---- Supplied material

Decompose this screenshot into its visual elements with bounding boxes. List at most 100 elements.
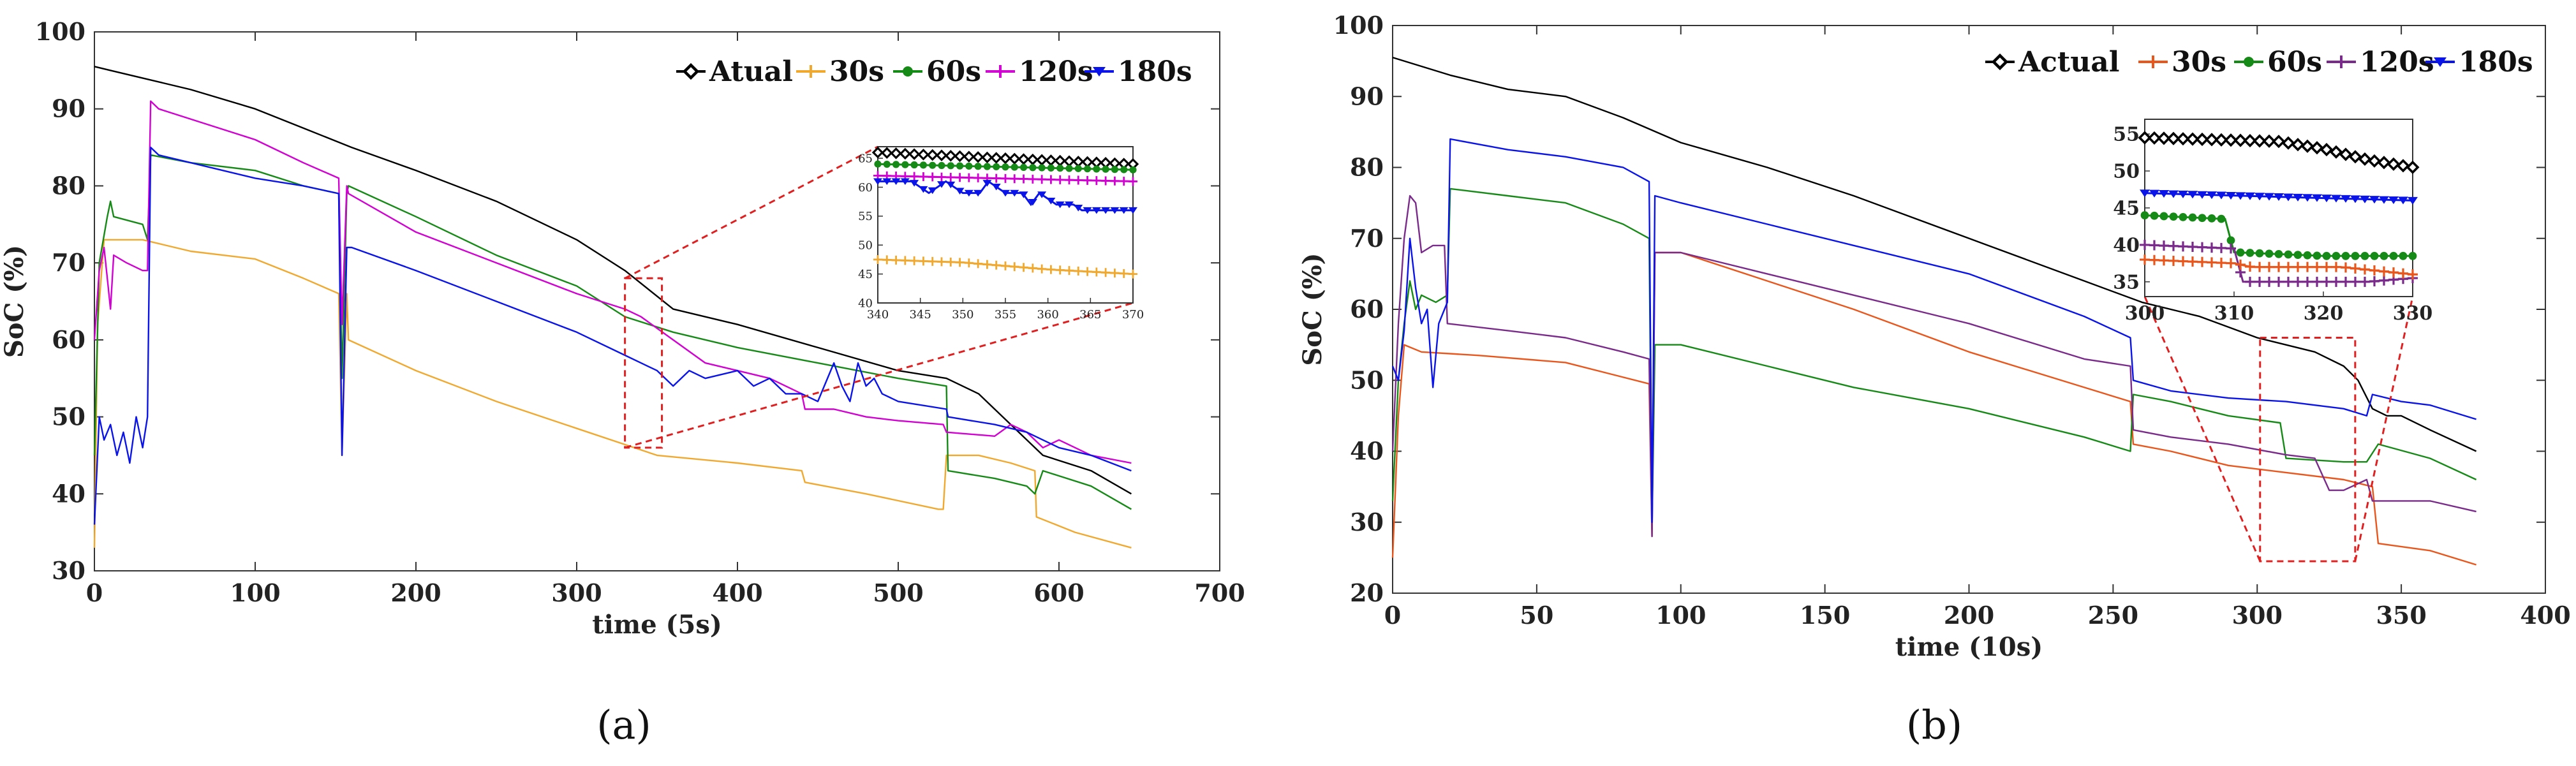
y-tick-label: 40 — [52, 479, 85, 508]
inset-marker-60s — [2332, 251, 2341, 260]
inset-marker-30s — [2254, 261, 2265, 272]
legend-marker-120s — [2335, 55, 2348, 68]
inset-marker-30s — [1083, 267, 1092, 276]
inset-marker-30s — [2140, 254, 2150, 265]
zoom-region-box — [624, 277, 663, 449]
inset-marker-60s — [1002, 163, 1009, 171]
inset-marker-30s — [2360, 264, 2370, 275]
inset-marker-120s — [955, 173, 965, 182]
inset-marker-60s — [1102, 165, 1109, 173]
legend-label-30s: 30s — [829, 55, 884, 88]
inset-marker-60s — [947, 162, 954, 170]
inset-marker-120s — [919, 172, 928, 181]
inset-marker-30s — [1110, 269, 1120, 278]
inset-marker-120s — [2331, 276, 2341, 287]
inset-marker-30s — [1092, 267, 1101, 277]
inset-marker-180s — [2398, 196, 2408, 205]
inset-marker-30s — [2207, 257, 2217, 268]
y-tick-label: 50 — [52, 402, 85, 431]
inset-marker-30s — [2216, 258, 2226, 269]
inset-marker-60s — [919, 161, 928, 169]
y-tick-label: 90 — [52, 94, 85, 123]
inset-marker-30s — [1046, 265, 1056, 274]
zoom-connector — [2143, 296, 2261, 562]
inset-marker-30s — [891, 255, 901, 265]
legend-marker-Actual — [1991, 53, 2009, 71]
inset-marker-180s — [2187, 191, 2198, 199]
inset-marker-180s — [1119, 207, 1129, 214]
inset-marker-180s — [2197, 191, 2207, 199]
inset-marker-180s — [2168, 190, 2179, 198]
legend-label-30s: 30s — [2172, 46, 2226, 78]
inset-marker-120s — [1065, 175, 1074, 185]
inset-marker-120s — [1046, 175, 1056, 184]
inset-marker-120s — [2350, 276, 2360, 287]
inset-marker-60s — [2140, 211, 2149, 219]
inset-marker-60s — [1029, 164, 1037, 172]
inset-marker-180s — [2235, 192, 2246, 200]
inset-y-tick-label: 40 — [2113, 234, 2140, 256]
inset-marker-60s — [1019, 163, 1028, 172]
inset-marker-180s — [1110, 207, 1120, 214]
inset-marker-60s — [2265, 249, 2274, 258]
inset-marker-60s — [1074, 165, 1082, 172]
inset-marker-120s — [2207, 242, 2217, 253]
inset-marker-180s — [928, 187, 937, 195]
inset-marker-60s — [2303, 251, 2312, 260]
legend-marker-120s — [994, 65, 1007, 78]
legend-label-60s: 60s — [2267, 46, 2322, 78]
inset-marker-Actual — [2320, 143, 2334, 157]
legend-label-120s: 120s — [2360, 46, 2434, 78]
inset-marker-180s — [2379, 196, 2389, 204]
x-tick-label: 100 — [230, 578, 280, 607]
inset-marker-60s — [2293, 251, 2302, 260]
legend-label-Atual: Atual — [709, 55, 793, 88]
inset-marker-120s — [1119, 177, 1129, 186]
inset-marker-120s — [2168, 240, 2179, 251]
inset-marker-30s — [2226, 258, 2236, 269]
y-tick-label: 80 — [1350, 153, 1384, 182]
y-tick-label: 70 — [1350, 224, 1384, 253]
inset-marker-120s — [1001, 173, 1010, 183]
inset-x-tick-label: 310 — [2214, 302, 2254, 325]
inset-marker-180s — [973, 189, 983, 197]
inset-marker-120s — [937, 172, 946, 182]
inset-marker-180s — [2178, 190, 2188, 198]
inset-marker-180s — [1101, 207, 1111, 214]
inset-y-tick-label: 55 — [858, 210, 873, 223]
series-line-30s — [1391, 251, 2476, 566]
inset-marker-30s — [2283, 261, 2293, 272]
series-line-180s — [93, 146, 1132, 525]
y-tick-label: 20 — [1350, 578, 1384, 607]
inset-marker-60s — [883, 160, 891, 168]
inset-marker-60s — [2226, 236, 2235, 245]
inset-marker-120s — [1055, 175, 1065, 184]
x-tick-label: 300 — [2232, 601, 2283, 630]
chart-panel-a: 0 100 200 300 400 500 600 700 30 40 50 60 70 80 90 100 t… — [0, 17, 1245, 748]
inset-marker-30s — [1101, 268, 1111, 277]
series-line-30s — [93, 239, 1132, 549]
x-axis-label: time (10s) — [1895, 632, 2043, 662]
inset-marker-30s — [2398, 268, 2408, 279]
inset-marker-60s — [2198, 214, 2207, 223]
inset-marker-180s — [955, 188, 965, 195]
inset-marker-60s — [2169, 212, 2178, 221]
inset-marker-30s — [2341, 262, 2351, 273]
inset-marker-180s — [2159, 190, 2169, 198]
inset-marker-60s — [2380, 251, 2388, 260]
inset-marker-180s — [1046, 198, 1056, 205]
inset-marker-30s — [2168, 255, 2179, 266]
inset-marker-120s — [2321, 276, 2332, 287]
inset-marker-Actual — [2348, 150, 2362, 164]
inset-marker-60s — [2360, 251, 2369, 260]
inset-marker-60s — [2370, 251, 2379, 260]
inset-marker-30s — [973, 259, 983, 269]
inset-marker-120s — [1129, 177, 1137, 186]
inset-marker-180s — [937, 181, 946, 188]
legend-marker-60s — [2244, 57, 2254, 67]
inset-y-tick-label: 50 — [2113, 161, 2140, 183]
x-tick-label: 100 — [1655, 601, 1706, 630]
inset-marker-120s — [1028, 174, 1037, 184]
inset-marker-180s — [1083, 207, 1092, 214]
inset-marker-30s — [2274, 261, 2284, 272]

--------

■ **Work instructions**: Rewrite the whole listing above as a numbered list with no blank lines, and leave any pictures out of your answer.

■ **Task output**:
1. Decompose this screenshot into its visual elements with bounding boxes. List at most 100 elements.
2. y-tick-label: 40 — [52, 479, 85, 508]
3. inset-marker-60s — [2332, 251, 2341, 260]
4. inset-marker-30s — [2254, 261, 2265, 272]
5. legend-marker-120s — [2335, 55, 2348, 68]
6. inset-marker-30s — [1083, 267, 1092, 276]
7. inset-marker-30s — [2140, 254, 2150, 265]
8. zoom-region-box — [624, 277, 663, 449]
9. inset-marker-60s — [1002, 163, 1009, 171]
10. inset-marker-30s — [2360, 264, 2370, 275]
11. inset-marker-120s — [955, 173, 965, 182]
12. inset-marker-60s — [1102, 165, 1109, 173]
13. legend-label-30s: 30s — [829, 55, 884, 88]
14. inset-marker-60s — [947, 162, 954, 170]
15. inset-marker-120s — [919, 172, 928, 181]
16. inset-marker-30s — [1110, 269, 1120, 278]
17. inset-marker-120s — [2331, 276, 2341, 287]
18. inset-marker-30s — [1092, 267, 1101, 277]
19. inset-marker-180s — [2398, 196, 2408, 205]
20. inset-marker-30s — [2207, 257, 2217, 268]
21. y-tick-label: 50 — [52, 402, 85, 431]
22. inset-marker-30s — [2216, 258, 2226, 269]
23. inset-marker-60s — [919, 161, 928, 169]
24. y-tick-label: 90 — [52, 94, 85, 123]
25. inset-marker-30s — [1046, 265, 1056, 274]
26. zoom-connector — [2143, 296, 2261, 562]
27. inset-marker-30s — [891, 255, 901, 265]
28. legend-marker-Actual — [1991, 53, 2009, 71]
29. inset-marker-180s — [2187, 191, 2198, 199]
30. inset-marker-180s — [1119, 207, 1129, 214]
31. inset-marker-180s — [2197, 191, 2207, 199]
32. inset-marker-180s — [2168, 190, 2179, 198]
33. legend-label-30s: 30s — [2172, 46, 2226, 78]
34. inset-marker-120s — [1065, 175, 1074, 185]
35. inset-marker-120s — [1046, 175, 1056, 184]
36. inset-marker-120s — [2350, 276, 2360, 287]
37. inset-marker-60s — [2140, 211, 2149, 219]
38. inset-marker-60s — [1029, 164, 1037, 172]
39. inset-marker-180s — [2235, 192, 2246, 200]
40. inset-y-tick-label: 40 — [2113, 234, 2140, 256]
41. inset-marker-60s — [1019, 163, 1028, 172]
42. inset-marker-180s — [1110, 207, 1120, 214]
43. inset-marker-60s — [2265, 249, 2274, 258]
44. inset-marker-60s — [1074, 165, 1082, 172]
45. inset-marker-120s — [2207, 242, 2217, 253]
46. inset-marker-180s — [928, 187, 937, 195]
47. inset-marker-60s — [2303, 251, 2312, 260]
48. legend-marker-120s — [994, 65, 1007, 78]
49. legend-label-60s: 60s — [2267, 46, 2322, 78]
50. inset-marker-Actual — [2320, 143, 2334, 157]
51. legend-label-120s: 120s — [2360, 46, 2434, 78]
52. inset-marker-180s — [2379, 196, 2389, 204]
53. x-tick-label: 100 — [230, 578, 280, 607]
54. inset-marker-60s — [2293, 251, 2302, 260]
55. legend-label-Atual: Atual — [709, 55, 793, 88]
56. inset-marker-120s — [1119, 177, 1129, 186]
57. inset-marker-120s — [2168, 240, 2179, 251]
58. inset-marker-30s — [2226, 258, 2236, 269]
59. y-tick-label: 80 — [1350, 153, 1384, 182]
60. y-tick-label: 70 — [1350, 224, 1384, 253]
61. inset-marker-120s — [1001, 173, 1010, 183]
62. inset-x-tick-label: 310 — [2214, 302, 2254, 325]
63. inset-marker-180s — [973, 189, 983, 197]
64. inset-marker-120s — [937, 172, 946, 182]
65. inset-marker-180s — [2178, 190, 2188, 198]
66. inset-marker-180s — [1101, 207, 1111, 214]
67. inset-y-tick-label: 55 — [858, 210, 873, 223]
68. series-line-30s — [1391, 251, 2476, 566]
69. inset-marker-30s — [2283, 261, 2293, 272]
70. series-line-180s — [93, 146, 1132, 525]
71. y-tick-label: 20 — [1350, 578, 1384, 607]
72. inset-marker-60s — [883, 160, 891, 168]
73. inset-marker-60s — [2226, 236, 2235, 245]
74. inset-marker-120s — [1055, 175, 1065, 184]
75. x-tick-label: 300 — [2232, 601, 2283, 630]
76. chart-panel-a: 0 100 200 300 400 500 600 700 30 40 50 60 70 80 90 100 t… — [0, 17, 1245, 748]
77. inset-marker-30s — [1101, 268, 1111, 277]
78. series-line-30s — [93, 239, 1132, 549]
79. x-axis-label: time (10s) — [1895, 632, 2043, 662]
80. inset-marker-30s — [2398, 268, 2408, 279]
81. inset-marker-60s — [2198, 214, 2207, 223]
82. inset-marker-180s — [955, 188, 965, 195]
83. inset-marker-60s — [2169, 212, 2178, 221]
84. inset-marker-30s — [2341, 262, 2351, 273]
85. inset-marker-180s — [2159, 190, 2169, 198]
86. inset-marker-60s — [2380, 251, 2388, 260]
87. inset-marker-180s — [1046, 198, 1056, 205]
88. inset-marker-30s — [2168, 255, 2179, 266]
89. inset-marker-120s — [2321, 276, 2332, 287]
90. inset-marker-Actual — [2348, 150, 2362, 164]
91. inset-marker-60s — [2360, 251, 2369, 260]
92. inset-marker-60s — [2370, 251, 2379, 260]
93. inset-marker-30s — [973, 259, 983, 269]
94. inset-marker-120s — [1129, 177, 1137, 186]
95. inset-marker-180s — [937, 181, 946, 188]
96. legend-marker-60s — [2244, 57, 2254, 67]
97. inset-y-tick-label: 50 — [2113, 161, 2140, 183]
98. x-tick-label: 100 — [1655, 601, 1706, 630]
99. inset-marker-120s — [1028, 174, 1037, 184]
100. inset-marker-180s — [1083, 207, 1092, 214]
101. inset-marker-30s — [2274, 261, 2284, 272]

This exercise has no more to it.